— START Material for the task —

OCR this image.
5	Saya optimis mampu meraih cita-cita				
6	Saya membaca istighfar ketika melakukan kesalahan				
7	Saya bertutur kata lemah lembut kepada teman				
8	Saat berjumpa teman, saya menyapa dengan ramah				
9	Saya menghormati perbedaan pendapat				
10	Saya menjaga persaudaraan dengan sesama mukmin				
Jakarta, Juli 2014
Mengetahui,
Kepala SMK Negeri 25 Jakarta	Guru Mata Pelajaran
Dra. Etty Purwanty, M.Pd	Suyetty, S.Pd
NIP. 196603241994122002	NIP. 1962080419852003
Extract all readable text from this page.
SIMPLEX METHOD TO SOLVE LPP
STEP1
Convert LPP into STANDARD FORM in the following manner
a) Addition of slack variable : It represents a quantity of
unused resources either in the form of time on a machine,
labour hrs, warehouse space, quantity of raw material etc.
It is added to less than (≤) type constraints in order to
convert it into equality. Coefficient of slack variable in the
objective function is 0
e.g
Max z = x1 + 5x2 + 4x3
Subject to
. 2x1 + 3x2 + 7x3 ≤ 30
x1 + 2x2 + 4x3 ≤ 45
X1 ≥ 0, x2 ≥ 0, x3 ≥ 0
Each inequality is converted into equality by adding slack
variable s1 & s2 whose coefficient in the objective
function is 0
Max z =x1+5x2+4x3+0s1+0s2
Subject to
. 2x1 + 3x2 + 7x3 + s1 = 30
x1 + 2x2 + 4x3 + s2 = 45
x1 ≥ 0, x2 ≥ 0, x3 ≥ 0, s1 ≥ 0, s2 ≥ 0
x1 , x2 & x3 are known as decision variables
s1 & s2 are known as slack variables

— END Material for the task —

* Short exercise: Write out every entry verbatim.

* Task output:
OCR this image.
5	Saya optimis mampu meraih cita-cita				
6	Saya membaca istighfar ketika melakukan kesalahan				
7	Saya bertutur kata lemah lembut kepada teman				
8	Saat berjumpa teman, saya menyapa dengan ramah				
9	Saya menghormati perbedaan pendapat				
10	Saya menjaga persaudaraan dengan sesama mukmin				
Jakarta, Juli 2014
Mengetahui,
Kepala SMK Negeri 25 Jakarta	Guru Mata Pelajaran
Dra. Etty Purwanty, M.Pd	Suyetty, S.Pd
NIP. 196603241994122002	NIP. 1962080419852003
Extract all readable text from this page.
SIMPLEX METHOD TO SOLVE LPP
STEP1
Convert LPP into STANDARD FORM in the following manner
a) Addition of slack variable : It represents a quantity of
unused resources either in the form of time on a machine,
labour hrs, warehouse space, quantity of raw material etc.
It is added to less than (≤) type constraints in order to
convert it into equality. Coefficient of slack variable in the
objective function is 0
e.g
Max z = x1 + 5x2 + 4x3
Subject to
. 2x1 + 3x2 + 7x3 ≤ 30
x1 + 2x2 + 4x3 ≤ 45
X1 ≥ 0, x2 ≥ 0, x3 ≥ 0
Each inequality is converted into equality by adding slack
variable s1 & s2 whose coefficient in the objective
function is 0
Max z =x1+5x2+4x3+0s1+0s2
Subject to
. 2x1 + 3x2 + 7x3 + s1 = 30
x1 + 2x2 + 4x3 + s2 = 45
x1 ≥ 0, x2 ≥ 0, x3 ≥ 0, s1 ≥ 0, s2 ≥ 0
x1 , x2 & x3 are known as decision variables
s1 & s2 are known as slack variables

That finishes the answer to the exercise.